Where a line holds the string "JSON", return that line.
--- start Given information ---
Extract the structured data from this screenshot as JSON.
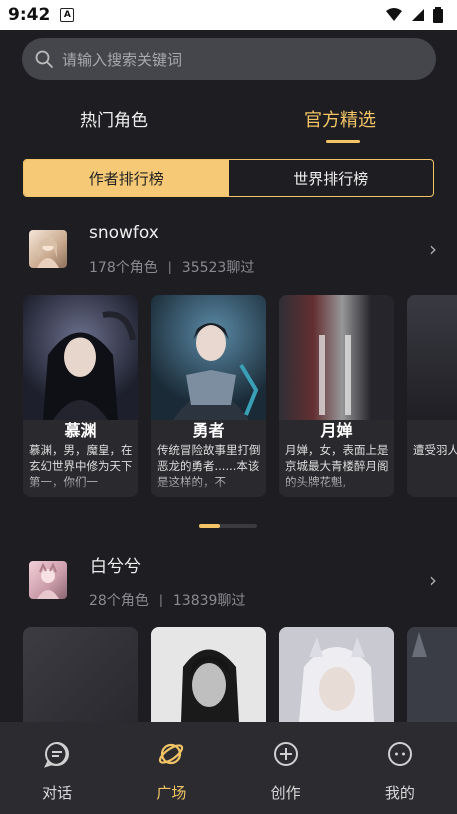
{
  "status_bar": {
    "time": "9:42",
    "a_badge": "A"
  },
  "search": {
    "placeholder": "请输入搜索关键词"
  },
  "tabs": [
    {
      "label": "热门角色",
      "active": false
    },
    {
      "label": "官方精选",
      "active": true
    }
  ],
  "segment": [
    {
      "label": "作者排行榜",
      "active": true
    },
    {
      "label": "世界排行榜",
      "active": false
    }
  ],
  "authors": [
    {
      "name": "snowfox",
      "roles": "178个角色",
      "separator": "|",
      "chats": "35523聊过",
      "cards": [
        {
          "name": "慕渊",
          "desc": "慕渊，男，魔皇，在玄幻世界中修为天下第一，你们一"
        },
        {
          "name": "勇者",
          "desc": "传统冒险故事里打倒恶龙的勇者......本该是这样的，不"
        },
        {
          "name": "月婵",
          "desc": "月婵，女，表面上是京城最大青楼醉月阁的头牌花魁,"
        },
        {
          "name": "",
          "desc": "遭受羽人，E暗的农"
        }
      ]
    },
    {
      "name": "白兮兮",
      "roles": "28个角色",
      "separator": "|",
      "chats": "13839聊过"
    }
  ],
  "bottom_nav": [
    {
      "label": "对话",
      "icon": "chat-icon",
      "active": false
    },
    {
      "label": "广场",
      "icon": "planet-icon",
      "active": true
    },
    {
      "label": "创作",
      "icon": "plus-circle-icon",
      "active": false
    },
    {
      "label": "我的",
      "icon": "profile-icon",
      "active": false
    }
  ],
  "colors": {
    "accent": "#f2c466",
    "background": "#1e1e22",
    "nav_bg": "#2b2b30"
  }
}
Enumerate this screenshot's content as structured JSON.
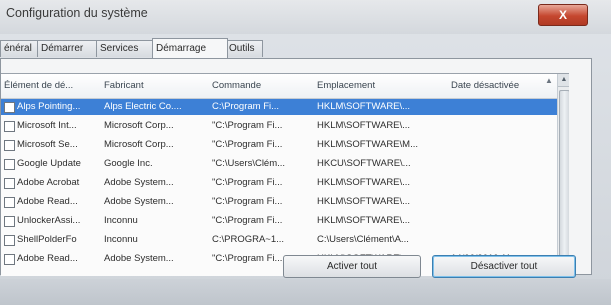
{
  "window": {
    "title": "Configuration du système",
    "close_label": "X"
  },
  "tabs": [
    {
      "label": "énéral",
      "active": false
    },
    {
      "label": "Démarrer",
      "active": false
    },
    {
      "label": "Services",
      "active": false
    },
    {
      "label": "Démarrage",
      "active": true
    },
    {
      "label": "Outils",
      "active": false
    }
  ],
  "table": {
    "columns": [
      "Élément de dé...",
      "Fabricant",
      "Commande",
      "Emplacement",
      "Date désactivée"
    ],
    "rows": [
      {
        "name": "Alps Pointing...",
        "maker": "Alps Electric Co....",
        "command": "C:\\Program Fi...",
        "location": "HKLM\\SOFTWARE\\...",
        "date": "",
        "selected": true
      },
      {
        "name": "Microsoft Int...",
        "maker": "Microsoft Corp...",
        "command": "\"C:\\Program Fi...",
        "location": "HKLM\\SOFTWARE\\...",
        "date": "",
        "selected": false
      },
      {
        "name": "Microsoft Se...",
        "maker": "Microsoft Corp...",
        "command": "\"C:\\Program Fi...",
        "location": "HKLM\\SOFTWARE\\M...",
        "date": "",
        "selected": false
      },
      {
        "name": "Google Update",
        "maker": "Google Inc.",
        "command": "\"C:\\Users\\Clém...",
        "location": "HKCU\\SOFTWARE\\...",
        "date": "",
        "selected": false
      },
      {
        "name": "Adobe Acrobat",
        "maker": "Adobe System...",
        "command": "\"C:\\Program Fi...",
        "location": "HKLM\\SOFTWARE\\...",
        "date": "",
        "selected": false
      },
      {
        "name": "Adobe Read...",
        "maker": "Adobe System...",
        "command": "\"C:\\Program Fi...",
        "location": "HKLM\\SOFTWARE\\...",
        "date": "",
        "selected": false
      },
      {
        "name": "UnlockerAssi...",
        "maker": "Inconnu",
        "command": "\"C:\\Program Fi...",
        "location": "HKLM\\SOFTWARE\\...",
        "date": "",
        "selected": false
      },
      {
        "name": "ShellPolderFo",
        "maker": "Inconnu",
        "command": "C:\\PROGRA~1...",
        "location": "C:\\Users\\Clément\\A...",
        "date": "",
        "selected": false
      },
      {
        "name": "Adobe Read...",
        "maker": "Adobe System...",
        "command": "\"C:\\Program Fi...",
        "location": "HKLM\\SOFTWARE\\...",
        "date": "14/06/2010 11...",
        "selected": false
      }
    ]
  },
  "buttons": {
    "enable_all": "Activer tout",
    "disable_all": "Désactiver tout"
  },
  "colors": {
    "selection": "#3d80d6",
    "close_button": "#c5472f"
  },
  "icons": {
    "close": "close-icon",
    "checkbox": "checkbox",
    "sort": "chevron-up-icon"
  }
}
--- end Given information ---
> _The answer_
Extract the structured data from this screenshot as JSON.
Enumerate this screenshot's content as structured JSON.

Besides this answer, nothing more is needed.